Collected data entries:
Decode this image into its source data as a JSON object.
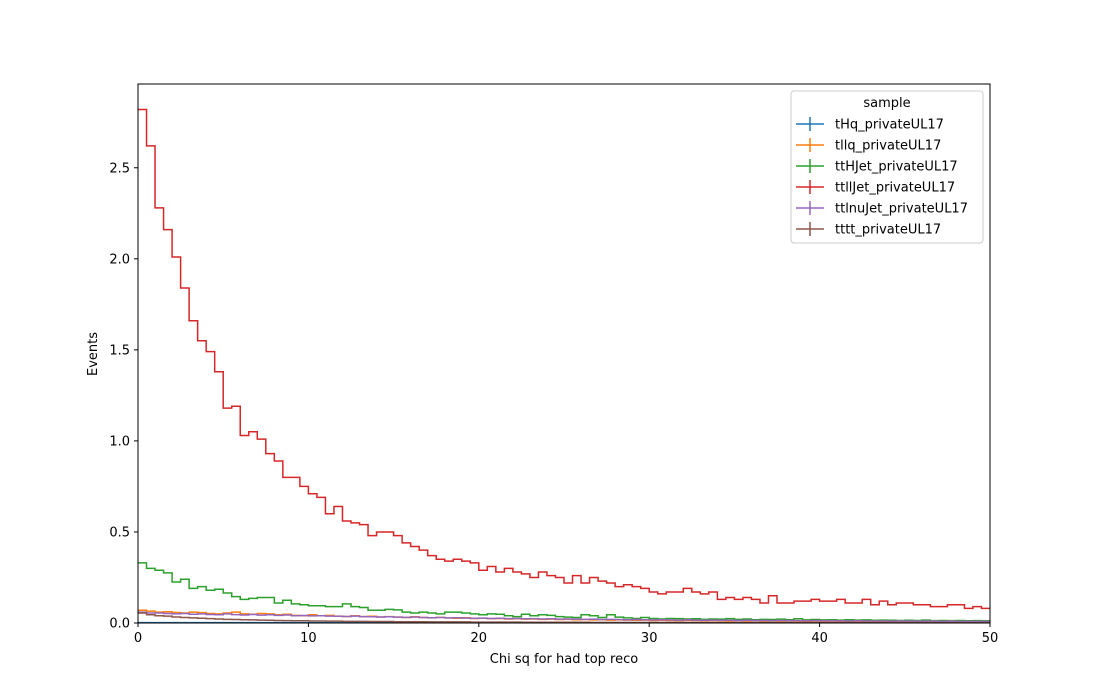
{
  "chart_data": {
    "type": "line",
    "title": "",
    "xlabel": "Chi sq for had top reco",
    "ylabel": "Events",
    "xlim": [
      0,
      50
    ],
    "ylim": [
      0,
      2.96
    ],
    "xticks": [
      0,
      10,
      20,
      30,
      40,
      50
    ],
    "yticks": [
      0.0,
      0.5,
      1.0,
      1.5,
      2.0,
      2.5
    ],
    "grid": false,
    "legend": {
      "title": "sample",
      "placement": "top-right"
    },
    "bin_width": 0.5,
    "series": [
      {
        "name": "tHq_privateUL17",
        "color": "#1f77b4",
        "values": [
          0.002,
          0.002,
          0.002,
          0.002,
          0.002,
          0.002,
          0.002,
          0.002,
          0.002,
          0.002,
          0.002,
          0.002,
          0.002,
          0.002,
          0.002,
          0.002,
          0.002,
          0.002,
          0.002,
          0.002,
          0.002,
          0.002,
          0.002,
          0.002,
          0.002,
          0.002,
          0.002,
          0.002,
          0.002,
          0.002,
          0.002,
          0.002,
          0.002,
          0.002,
          0.002,
          0.002,
          0.002,
          0.002,
          0.002,
          0.002,
          0.002,
          0.002,
          0.002,
          0.002,
          0.002,
          0.002,
          0.002,
          0.002,
          0.002,
          0.002,
          0.002,
          0.002,
          0.002,
          0.002,
          0.002,
          0.002,
          0.002,
          0.002,
          0.002,
          0.002,
          0.002,
          0.002,
          0.002,
          0.002,
          0.002,
          0.002,
          0.002,
          0.002,
          0.002,
          0.002,
          0.002,
          0.002,
          0.002,
          0.002,
          0.002,
          0.002,
          0.002,
          0.002,
          0.002,
          0.002,
          0.002,
          0.002,
          0.002,
          0.002,
          0.002,
          0.002,
          0.002,
          0.002,
          0.002,
          0.002,
          0.002,
          0.002,
          0.002,
          0.002,
          0.002,
          0.002,
          0.002,
          0.002,
          0.002,
          0.002
        ]
      },
      {
        "name": "tllq_privateUL17",
        "color": "#ff7f0e",
        "values": [
          0.07,
          0.065,
          0.06,
          0.062,
          0.058,
          0.055,
          0.06,
          0.057,
          0.052,
          0.05,
          0.055,
          0.06,
          0.05,
          0.048,
          0.052,
          0.05,
          0.045,
          0.048,
          0.042,
          0.04,
          0.045,
          0.04,
          0.042,
          0.038,
          0.036,
          0.04,
          0.035,
          0.037,
          0.033,
          0.035,
          0.032,
          0.03,
          0.034,
          0.03,
          0.028,
          0.031,
          0.028,
          0.026,
          0.029,
          0.025,
          0.026,
          0.024,
          0.025,
          0.022,
          0.024,
          0.021,
          0.022,
          0.02,
          0.021,
          0.019,
          0.02,
          0.018,
          0.019,
          0.017,
          0.018,
          0.016,
          0.017,
          0.016,
          0.015,
          0.016,
          0.014,
          0.015,
          0.014,
          0.013,
          0.014,
          0.013,
          0.012,
          0.013,
          0.012,
          0.011,
          0.012,
          0.011,
          0.012,
          0.01,
          0.011,
          0.01,
          0.011,
          0.01,
          0.009,
          0.01,
          0.009,
          0.01,
          0.009,
          0.009,
          0.008,
          0.009,
          0.008,
          0.009,
          0.008,
          0.008,
          0.007,
          0.008,
          0.007,
          0.008,
          0.007,
          0.007,
          0.007,
          0.007,
          0.006,
          0.007
        ]
      },
      {
        "name": "ttHJet_privateUL17",
        "color": "#2ca02c",
        "values": [
          0.33,
          0.3,
          0.29,
          0.275,
          0.225,
          0.24,
          0.19,
          0.2,
          0.18,
          0.185,
          0.165,
          0.145,
          0.13,
          0.135,
          0.14,
          0.14,
          0.11,
          0.125,
          0.105,
          0.1,
          0.095,
          0.095,
          0.09,
          0.09,
          0.105,
          0.09,
          0.085,
          0.07,
          0.07,
          0.075,
          0.072,
          0.06,
          0.055,
          0.06,
          0.055,
          0.05,
          0.06,
          0.06,
          0.055,
          0.05,
          0.045,
          0.05,
          0.048,
          0.04,
          0.035,
          0.048,
          0.04,
          0.045,
          0.042,
          0.035,
          0.032,
          0.03,
          0.045,
          0.04,
          0.03,
          0.045,
          0.032,
          0.028,
          0.025,
          0.03,
          0.025,
          0.022,
          0.025,
          0.024,
          0.022,
          0.023,
          0.02,
          0.022,
          0.021,
          0.024,
          0.02,
          0.022,
          0.018,
          0.02,
          0.019,
          0.021,
          0.018,
          0.023,
          0.017,
          0.019,
          0.017,
          0.018,
          0.016,
          0.018,
          0.016,
          0.017,
          0.015,
          0.016,
          0.015,
          0.014,
          0.015,
          0.014,
          0.016,
          0.013,
          0.014,
          0.013,
          0.014,
          0.012,
          0.013,
          0.012
        ]
      },
      {
        "name": "ttllJet_privateUL17",
        "color": "#d62728",
        "values": [
          2.82,
          2.62,
          2.28,
          2.16,
          2.01,
          1.84,
          1.66,
          1.55,
          1.49,
          1.38,
          1.18,
          1.19,
          1.03,
          1.05,
          1.01,
          0.93,
          0.89,
          0.8,
          0.8,
          0.75,
          0.71,
          0.69,
          0.6,
          0.64,
          0.56,
          0.55,
          0.54,
          0.48,
          0.5,
          0.5,
          0.48,
          0.44,
          0.42,
          0.4,
          0.37,
          0.35,
          0.34,
          0.35,
          0.34,
          0.33,
          0.29,
          0.31,
          0.28,
          0.3,
          0.28,
          0.27,
          0.25,
          0.28,
          0.26,
          0.25,
          0.22,
          0.26,
          0.22,
          0.25,
          0.23,
          0.22,
          0.2,
          0.21,
          0.2,
          0.19,
          0.17,
          0.16,
          0.17,
          0.17,
          0.19,
          0.17,
          0.16,
          0.17,
          0.13,
          0.14,
          0.13,
          0.14,
          0.13,
          0.11,
          0.15,
          0.11,
          0.11,
          0.12,
          0.12,
          0.13,
          0.12,
          0.12,
          0.13,
          0.11,
          0.11,
          0.13,
          0.1,
          0.12,
          0.1,
          0.11,
          0.11,
          0.1,
          0.1,
          0.09,
          0.09,
          0.1,
          0.1,
          0.08,
          0.09,
          0.08
        ]
      },
      {
        "name": "ttlnuJet_privateUL17",
        "color": "#9467bd",
        "values": [
          0.06,
          0.055,
          0.055,
          0.052,
          0.05,
          0.052,
          0.048,
          0.05,
          0.047,
          0.045,
          0.05,
          0.046,
          0.044,
          0.047,
          0.043,
          0.045,
          0.042,
          0.044,
          0.04,
          0.041,
          0.039,
          0.04,
          0.038,
          0.037,
          0.036,
          0.038,
          0.035,
          0.034,
          0.033,
          0.034,
          0.032,
          0.031,
          0.032,
          0.03,
          0.029,
          0.03,
          0.028,
          0.029,
          0.027,
          0.026,
          0.027,
          0.025,
          0.026,
          0.024,
          0.025,
          0.023,
          0.024,
          0.022,
          0.023,
          0.021,
          0.022,
          0.021,
          0.02,
          0.021,
          0.019,
          0.02,
          0.019,
          0.018,
          0.019,
          0.018,
          0.017,
          0.018,
          0.017,
          0.016,
          0.017,
          0.016,
          0.015,
          0.016,
          0.015,
          0.015,
          0.014,
          0.015,
          0.014,
          0.014,
          0.013,
          0.014,
          0.013,
          0.013,
          0.012,
          0.013,
          0.012,
          0.012,
          0.012,
          0.011,
          0.012,
          0.011,
          0.011,
          0.011,
          0.01,
          0.011,
          0.01,
          0.01,
          0.01,
          0.01,
          0.009,
          0.01,
          0.009,
          0.009,
          0.009,
          0.009
        ]
      },
      {
        "name": "tttt_privateUL17",
        "color": "#8c564b",
        "values": [
          0.055,
          0.045,
          0.04,
          0.038,
          0.033,
          0.03,
          0.028,
          0.026,
          0.024,
          0.022,
          0.02,
          0.019,
          0.018,
          0.017,
          0.016,
          0.015,
          0.014,
          0.013,
          0.012,
          0.012,
          0.011,
          0.011,
          0.01,
          0.01,
          0.009,
          0.009,
          0.009,
          0.008,
          0.008,
          0.008,
          0.007,
          0.007,
          0.007,
          0.007,
          0.006,
          0.006,
          0.006,
          0.006,
          0.006,
          0.005,
          0.005,
          0.005,
          0.005,
          0.005,
          0.005,
          0.004,
          0.004,
          0.004,
          0.004,
          0.004,
          0.004,
          0.004,
          0.004,
          0.003,
          0.003,
          0.003,
          0.003,
          0.003,
          0.003,
          0.003,
          0.003,
          0.003,
          0.003,
          0.003,
          0.002,
          0.002,
          0.002,
          0.002,
          0.002,
          0.002,
          0.002,
          0.002,
          0.002,
          0.002,
          0.002,
          0.002,
          0.002,
          0.002,
          0.002,
          0.002,
          0.002,
          0.002,
          0.002,
          0.002,
          0.002,
          0.002,
          0.002,
          0.002,
          0.002,
          0.002,
          0.002,
          0.002,
          0.002,
          0.002,
          0.002,
          0.002,
          0.002,
          0.002,
          0.002,
          0.002
        ]
      }
    ]
  }
}
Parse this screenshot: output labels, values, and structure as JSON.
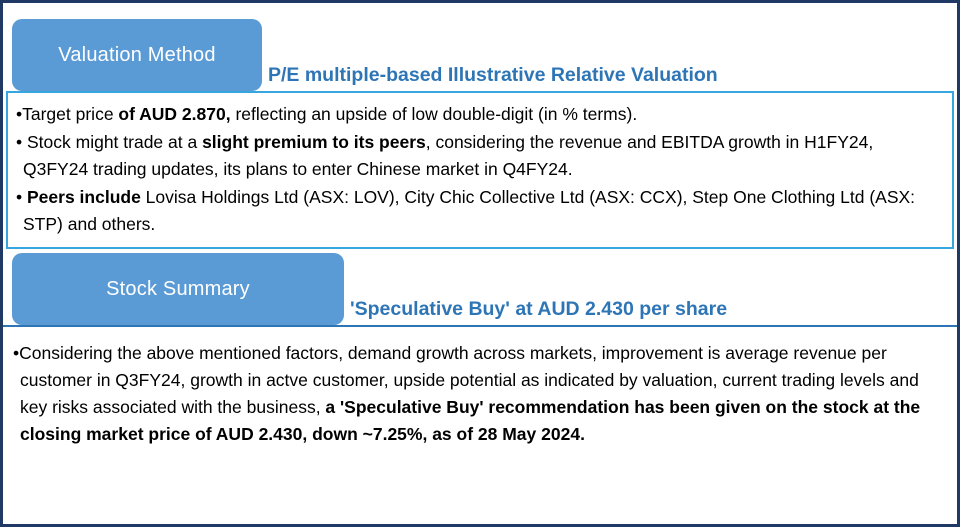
{
  "panel": {
    "outer_border_color": "#1f3864",
    "tab_fill_color": "#5b9bd5",
    "heading_text_color": "#2e75b6",
    "points_box_border_color": "#38a6de"
  },
  "valuation": {
    "tab_label": "Valuation Method",
    "heading": "P/E multiple-based Illustrative Relative Valuation",
    "bullets": [
      {
        "segments": [
          "•Target price ",
          "of AUD 2.870,",
          " reflecting an upside of low double-digit (in % terms)."
        ]
      },
      {
        "segments": [
          "• Stock might trade at a ",
          "slight premium to its peers",
          ", considering the revenue and EBITDA growth in H1FY24, Q3FY24 trading updates, its plans to enter Chinese market in Q4FY24."
        ]
      },
      {
        "segments": [
          "• ",
          "Peers include",
          " Lovisa Holdings Ltd (ASX: LOV), City Chic Collective Ltd (ASX: CCX), Step One Clothing Ltd (ASX: STP) and others."
        ]
      }
    ]
  },
  "summary": {
    "tab_label": "Stock Summary",
    "heading": "'Speculative Buy' at AUD 2.430 per share",
    "bullets": [
      {
        "segments": [
          "•Considering the above mentioned factors, demand growth across markets, improvement is average revenue per customer in Q3FY24, growth in actve customer, upside potential as indicated by valuation, current trading levels and key risks associated with the business, ",
          "a 'Speculative Buy' recommendation has been given on the stock at the closing market price of AUD 2.430, down ~7.25%, as of 28 May 2024."
        ]
      }
    ]
  }
}
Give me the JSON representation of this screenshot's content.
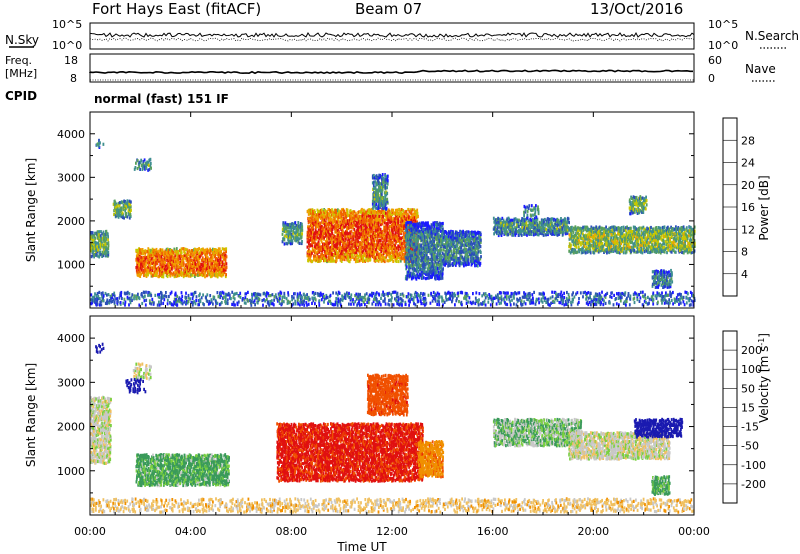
{
  "header": {
    "title": "Fort Hays East (fitACF)",
    "beam": "Beam 07",
    "date": "13/Oct/2016"
  },
  "noise_panel": {
    "left_label": "N.Sky",
    "right_label": "N.Search",
    "left_ticks": [
      "10^5",
      "10^0"
    ],
    "right_ticks": [
      "10^5",
      "10^0"
    ]
  },
  "freq_panel": {
    "left_label_line1": "Freq.",
    "left_label_line2": "[MHz]",
    "right_label": "Nave",
    "left_ticks": [
      "18",
      "8"
    ],
    "right_ticks": [
      "60",
      "0"
    ]
  },
  "cpid": {
    "label": "CPID",
    "text": "normal (fast) 151 IF"
  },
  "chart_data": [
    {
      "type": "heatmap",
      "panel": "power",
      "ylabel": "Slant Range [km]",
      "ylim": [
        0,
        4500
      ],
      "yticks": [
        "1000",
        "2000",
        "3000",
        "4000"
      ],
      "xlim_hours": [
        0,
        24
      ],
      "colorbar": {
        "label": "Power [dB]",
        "ticks": [
          "4",
          "8",
          "12",
          "16",
          "20",
          "24",
          "28"
        ],
        "range": [
          0,
          30
        ],
        "colors": [
          "#1a1aff",
          "#2a4fb8",
          "#3f8f8f",
          "#5aa05a",
          "#c8c800",
          "#f0a000",
          "#f06000",
          "#e01010"
        ]
      },
      "regions": [
        {
          "t0": 0.0,
          "t1": 0.7,
          "r0": 1200,
          "r1": 1800,
          "level": 0.45
        },
        {
          "t0": 0.2,
          "t1": 0.5,
          "r0": 3700,
          "r1": 3900,
          "level": 0.3
        },
        {
          "t0": 0.9,
          "t1": 1.6,
          "r0": 2100,
          "r1": 2500,
          "level": 0.45
        },
        {
          "t0": 1.7,
          "t1": 2.4,
          "r0": 3200,
          "r1": 3450,
          "level": 0.35
        },
        {
          "t0": 1.8,
          "t1": 5.4,
          "r0": 750,
          "r1": 1400,
          "level": 0.8
        },
        {
          "t0": 7.6,
          "t1": 8.4,
          "r0": 1500,
          "r1": 2000,
          "level": 0.4
        },
        {
          "t0": 8.6,
          "t1": 13.0,
          "r0": 1100,
          "r1": 2300,
          "level": 0.85
        },
        {
          "t0": 11.2,
          "t1": 11.8,
          "r0": 2300,
          "r1": 3100,
          "level": 0.35
        },
        {
          "t0": 12.5,
          "t1": 14.0,
          "r0": 700,
          "r1": 2000,
          "level": 0.3
        },
        {
          "t0": 14.0,
          "t1": 15.5,
          "r0": 1000,
          "r1": 1800,
          "level": 0.3
        },
        {
          "t0": 16.0,
          "t1": 19.0,
          "r0": 1700,
          "r1": 2100,
          "level": 0.35
        },
        {
          "t0": 17.2,
          "t1": 17.8,
          "r0": 2100,
          "r1": 2400,
          "level": 0.3
        },
        {
          "t0": 19.0,
          "t1": 24.0,
          "r0": 1300,
          "r1": 1900,
          "level": 0.5
        },
        {
          "t0": 21.4,
          "t1": 22.1,
          "r0": 2200,
          "r1": 2600,
          "level": 0.45
        },
        {
          "t0": 22.3,
          "t1": 23.1,
          "r0": 500,
          "r1": 900,
          "level": 0.3
        },
        {
          "t0": 0.0,
          "t1": 24.0,
          "r0": 100,
          "r1": 400,
          "level": 0.25
        }
      ]
    },
    {
      "type": "heatmap",
      "panel": "velocity",
      "ylabel": "Slant Range [km]",
      "xlabel": "Time UT",
      "ylim": [
        0,
        4500
      ],
      "yticks": [
        "1000",
        "2000",
        "3000",
        "4000"
      ],
      "xticks": [
        "00:00",
        "04:00",
        "08:00",
        "12:00",
        "16:00",
        "20:00",
        "00:00"
      ],
      "xlim_hours": [
        0,
        24
      ],
      "colorbar": {
        "label": "Velocity [m s^-1]",
        "ticks": [
          "200",
          "100",
          "50",
          "15",
          "-15",
          "-50",
          "-100",
          "-200"
        ],
        "range": [
          -250,
          250
        ],
        "colors": [
          "#1a1ab0",
          "#2a6fa0",
          "#3a9a5a",
          "#7ad040",
          "#c8c8c8",
          "#f0c060",
          "#f09000",
          "#f05000",
          "#e01010"
        ]
      },
      "regions": [
        {
          "t0": 0.0,
          "t1": 0.8,
          "r0": 1200,
          "r1": 2700,
          "vel": 0
        },
        {
          "t0": 0.2,
          "t1": 0.5,
          "r0": 3700,
          "r1": 3900,
          "vel": 200
        },
        {
          "t0": 1.7,
          "t1": 2.4,
          "r0": 3100,
          "r1": 3450,
          "vel": 0
        },
        {
          "t0": 1.4,
          "t1": 2.2,
          "r0": 2800,
          "r1": 3100,
          "vel": 180
        },
        {
          "t0": 1.8,
          "t1": 5.5,
          "r0": 700,
          "r1": 1400,
          "vel": 40
        },
        {
          "t0": 7.4,
          "t1": 13.2,
          "r0": 800,
          "r1": 2100,
          "vel": -190
        },
        {
          "t0": 11.0,
          "t1": 12.6,
          "r0": 2300,
          "r1": 3200,
          "vel": -150
        },
        {
          "t0": 13.0,
          "t1": 14.0,
          "r0": 900,
          "r1": 1700,
          "vel": -80
        },
        {
          "t0": 16.0,
          "t1": 19.5,
          "r0": 1600,
          "r1": 2200,
          "vel": 20
        },
        {
          "t0": 19.0,
          "t1": 23.0,
          "r0": 1300,
          "r1": 1900,
          "vel": 0
        },
        {
          "t0": 21.6,
          "t1": 23.5,
          "r0": 1800,
          "r1": 2200,
          "vel": 200
        },
        {
          "t0": 22.3,
          "t1": 23.0,
          "r0": 500,
          "r1": 900,
          "vel": 40
        },
        {
          "t0": 0.0,
          "t1": 24.0,
          "r0": 100,
          "r1": 400,
          "vel": -30
        }
      ]
    }
  ]
}
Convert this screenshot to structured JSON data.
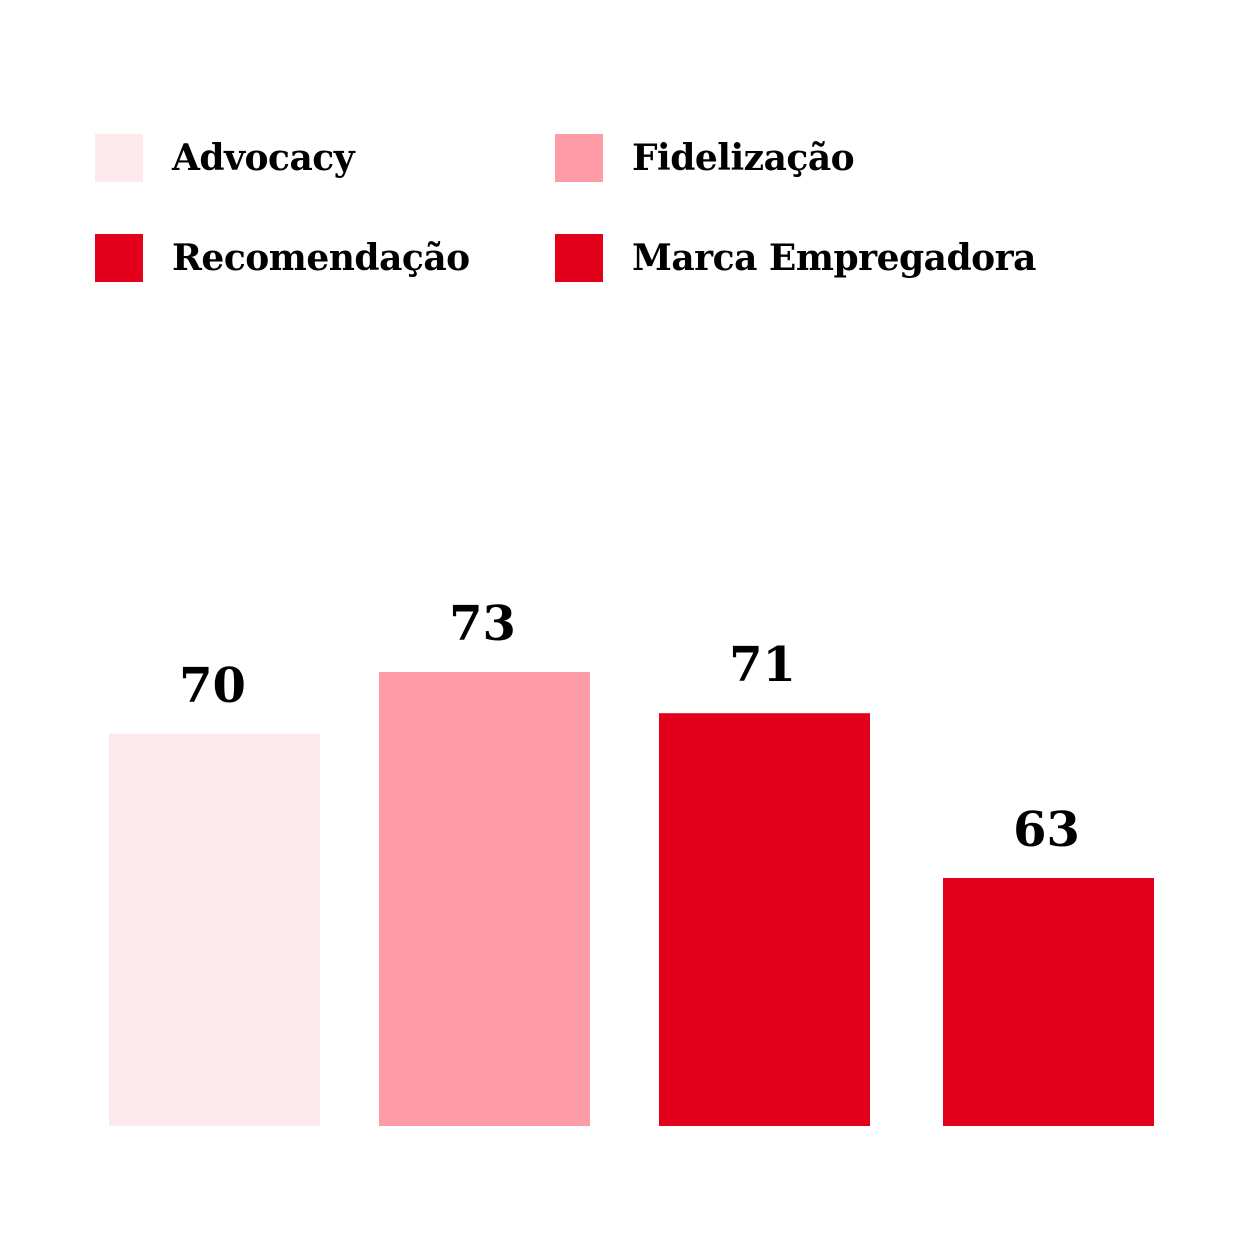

#### [Exercise directions]
Extract every line above that contains the word "name".

#### [Exercise solution]
        "name": "tHq_privateUL17",
        "name": "tllq_privateUL17",
        "name": "ttHJet_privateUL17",
        "name": "ttllJet_privateUL17",
        "name": "ttlnuJet_privateUL17",
        "name": "tttt_privateUL17",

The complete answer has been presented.